SHORT PROBLEM |
Return all the data below as it stands, minus the pictures.

───── DATA PROVIDED ─────

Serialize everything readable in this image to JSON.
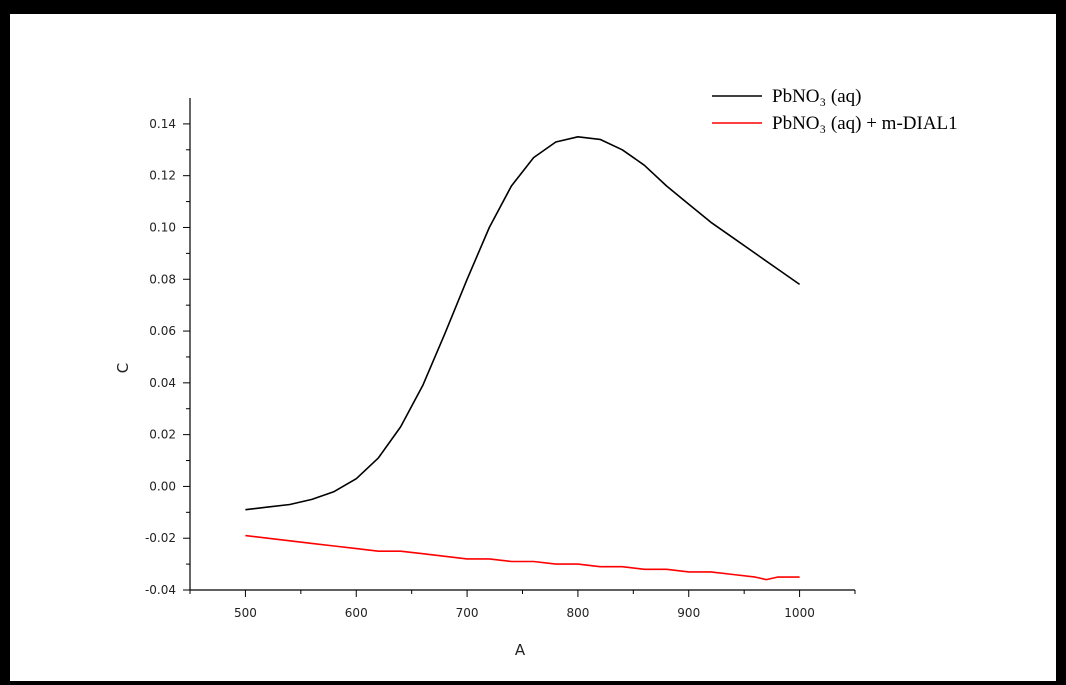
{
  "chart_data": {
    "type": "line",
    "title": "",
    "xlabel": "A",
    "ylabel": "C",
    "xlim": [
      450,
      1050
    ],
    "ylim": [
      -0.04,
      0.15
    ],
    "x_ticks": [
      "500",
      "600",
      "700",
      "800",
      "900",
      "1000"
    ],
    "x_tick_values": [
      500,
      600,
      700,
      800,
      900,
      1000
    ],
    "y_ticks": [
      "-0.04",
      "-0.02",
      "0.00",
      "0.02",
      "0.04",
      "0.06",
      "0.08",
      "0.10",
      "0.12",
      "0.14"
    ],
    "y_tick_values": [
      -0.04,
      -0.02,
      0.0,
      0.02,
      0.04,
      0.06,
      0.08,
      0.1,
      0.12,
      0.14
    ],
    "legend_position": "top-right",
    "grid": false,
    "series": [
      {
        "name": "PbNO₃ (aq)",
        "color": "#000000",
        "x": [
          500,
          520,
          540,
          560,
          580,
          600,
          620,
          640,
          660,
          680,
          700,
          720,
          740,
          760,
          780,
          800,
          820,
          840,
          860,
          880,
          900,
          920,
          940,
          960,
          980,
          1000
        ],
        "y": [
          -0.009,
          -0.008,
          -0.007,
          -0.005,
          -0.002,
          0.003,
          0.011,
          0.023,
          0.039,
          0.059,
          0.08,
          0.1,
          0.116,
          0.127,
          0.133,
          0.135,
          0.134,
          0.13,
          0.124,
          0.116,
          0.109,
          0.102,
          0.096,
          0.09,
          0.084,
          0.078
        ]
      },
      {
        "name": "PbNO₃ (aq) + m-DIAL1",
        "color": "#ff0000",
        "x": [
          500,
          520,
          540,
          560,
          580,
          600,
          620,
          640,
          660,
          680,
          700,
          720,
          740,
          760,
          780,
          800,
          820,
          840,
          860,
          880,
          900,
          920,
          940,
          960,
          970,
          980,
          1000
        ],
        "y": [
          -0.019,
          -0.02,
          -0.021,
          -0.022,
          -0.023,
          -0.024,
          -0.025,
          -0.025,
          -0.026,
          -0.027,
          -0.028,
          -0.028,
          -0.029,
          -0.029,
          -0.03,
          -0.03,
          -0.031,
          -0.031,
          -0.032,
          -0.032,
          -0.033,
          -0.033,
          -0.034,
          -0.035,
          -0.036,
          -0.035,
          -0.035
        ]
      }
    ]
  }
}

─────

THE RESPONSE |
Serialize everything readable in this image to JSON.
{
  "chart_data": {
    "type": "line",
    "title": "",
    "xlabel": "A",
    "ylabel": "C",
    "xlim": [
      450,
      1050
    ],
    "ylim": [
      -0.04,
      0.15
    ],
    "x_ticks": [
      "500",
      "600",
      "700",
      "800",
      "900",
      "1000"
    ],
    "x_tick_values": [
      500,
      600,
      700,
      800,
      900,
      1000
    ],
    "y_ticks": [
      "-0.04",
      "-0.02",
      "0.00",
      "0.02",
      "0.04",
      "0.06",
      "0.08",
      "0.10",
      "0.12",
      "0.14"
    ],
    "y_tick_values": [
      -0.04,
      -0.02,
      0.0,
      0.02,
      0.04,
      0.06,
      0.08,
      0.1,
      0.12,
      0.14
    ],
    "legend_position": "top-right",
    "grid": false,
    "series": [
      {
        "name": "PbNO₃ (aq)",
        "color": "#000000",
        "x": [
          500,
          520,
          540,
          560,
          580,
          600,
          620,
          640,
          660,
          680,
          700,
          720,
          740,
          760,
          780,
          800,
          820,
          840,
          860,
          880,
          900,
          920,
          940,
          960,
          980,
          1000
        ],
        "y": [
          -0.009,
          -0.008,
          -0.007,
          -0.005,
          -0.002,
          0.003,
          0.011,
          0.023,
          0.039,
          0.059,
          0.08,
          0.1,
          0.116,
          0.127,
          0.133,
          0.135,
          0.134,
          0.13,
          0.124,
          0.116,
          0.109,
          0.102,
          0.096,
          0.09,
          0.084,
          0.078
        ]
      },
      {
        "name": "PbNO₃ (aq) + m-DIAL1",
        "color": "#ff0000",
        "x": [
          500,
          520,
          540,
          560,
          580,
          600,
          620,
          640,
          660,
          680,
          700,
          720,
          740,
          760,
          780,
          800,
          820,
          840,
          860,
          880,
          900,
          920,
          940,
          960,
          970,
          980,
          1000
        ],
        "y": [
          -0.019,
          -0.02,
          -0.021,
          -0.022,
          -0.023,
          -0.024,
          -0.025,
          -0.025,
          -0.026,
          -0.027,
          -0.028,
          -0.028,
          -0.029,
          -0.029,
          -0.03,
          -0.03,
          -0.031,
          -0.031,
          -0.032,
          -0.032,
          -0.033,
          -0.033,
          -0.034,
          -0.035,
          -0.036,
          -0.035,
          -0.035
        ]
      }
    ]
  }
}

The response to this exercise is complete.